→ **BRANO DI PARTENZA**:
▽
Giudiziaria

Femminicidio Lorena Quaranta, accusa chiede attenuanti generiche per l’imputato 

La procura generale invoca la concessione delle attenuanti per Antonio De Pace, reo confesso del femminicidio di Lorena

Pubblicato 11 mesi fa

Il riconoscimento delle attenuanti generiche per l’imputato e, di conseguenza, valutare una riduzione della condanna. Lo ha chiesto il sostituto procuratore generale Maurizio Salamone nel processo di secondo grado per il femminicidio di Lorena Quaranta, aspirante medico di Favara, uccisa dal fidanzato nel marzo 2020 all’interno di un appartamento che condividevano a Furci Siculo.
△
→ **MATERIALE DA ESAMINARE**:
▽
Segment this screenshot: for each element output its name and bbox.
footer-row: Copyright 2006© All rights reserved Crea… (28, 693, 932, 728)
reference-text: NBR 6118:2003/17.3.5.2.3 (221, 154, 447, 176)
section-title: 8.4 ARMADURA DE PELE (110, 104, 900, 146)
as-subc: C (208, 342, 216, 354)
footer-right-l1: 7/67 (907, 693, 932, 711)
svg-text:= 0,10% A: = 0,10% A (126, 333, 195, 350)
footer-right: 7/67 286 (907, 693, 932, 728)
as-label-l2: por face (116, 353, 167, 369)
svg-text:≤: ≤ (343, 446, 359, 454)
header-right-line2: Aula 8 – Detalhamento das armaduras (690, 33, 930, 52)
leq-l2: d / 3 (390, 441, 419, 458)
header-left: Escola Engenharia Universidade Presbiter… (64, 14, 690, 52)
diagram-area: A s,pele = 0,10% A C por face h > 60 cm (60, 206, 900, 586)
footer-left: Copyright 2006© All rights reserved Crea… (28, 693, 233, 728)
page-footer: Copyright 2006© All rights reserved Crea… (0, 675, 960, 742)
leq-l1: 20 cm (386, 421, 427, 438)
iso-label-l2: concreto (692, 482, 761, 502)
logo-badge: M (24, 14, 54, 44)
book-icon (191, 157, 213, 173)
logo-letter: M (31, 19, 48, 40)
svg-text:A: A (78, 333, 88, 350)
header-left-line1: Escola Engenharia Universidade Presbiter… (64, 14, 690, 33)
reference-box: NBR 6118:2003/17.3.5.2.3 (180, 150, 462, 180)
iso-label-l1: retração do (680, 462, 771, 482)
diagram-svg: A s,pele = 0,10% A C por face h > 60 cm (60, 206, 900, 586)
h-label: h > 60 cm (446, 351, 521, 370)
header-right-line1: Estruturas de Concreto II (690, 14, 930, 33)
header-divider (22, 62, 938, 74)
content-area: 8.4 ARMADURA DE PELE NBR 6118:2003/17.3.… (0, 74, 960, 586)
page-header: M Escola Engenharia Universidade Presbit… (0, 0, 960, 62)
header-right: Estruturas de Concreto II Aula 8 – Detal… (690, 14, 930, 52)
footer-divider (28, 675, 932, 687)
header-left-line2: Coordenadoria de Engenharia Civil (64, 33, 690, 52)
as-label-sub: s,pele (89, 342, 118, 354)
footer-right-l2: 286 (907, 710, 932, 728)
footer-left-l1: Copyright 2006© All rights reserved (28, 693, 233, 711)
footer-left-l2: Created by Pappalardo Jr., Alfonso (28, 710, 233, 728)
△
→ **PROBLEMA**: Come diventa il brano sul femminicidio di Lorena Quaranta, dalle parole "La procura generale" fino a "a Furci Siculo." comprese, se modifichi "fidanzato" in "compagno"?

→ **SOLUZIONE**:
La procura generale invoca la concessione delle attenuanti per Antonio De Pace, reo confesso del femminicidio di Lorena

Pubblicato 11 mesi fa

Il riconoscimento delle attenuanti generiche per l’imputato e, di conseguenza, valutare una riduzione della condanna. Lo ha chiesto il sostituto procuratore generale Maurizio Salamone nel processo di secondo grado per il femminicidio di Lorena Quaranta, aspirante medico di Favara, uccisa dal compagno nel marzo 2020 all’interno di un appartamento che condividevano a Furci Siculo.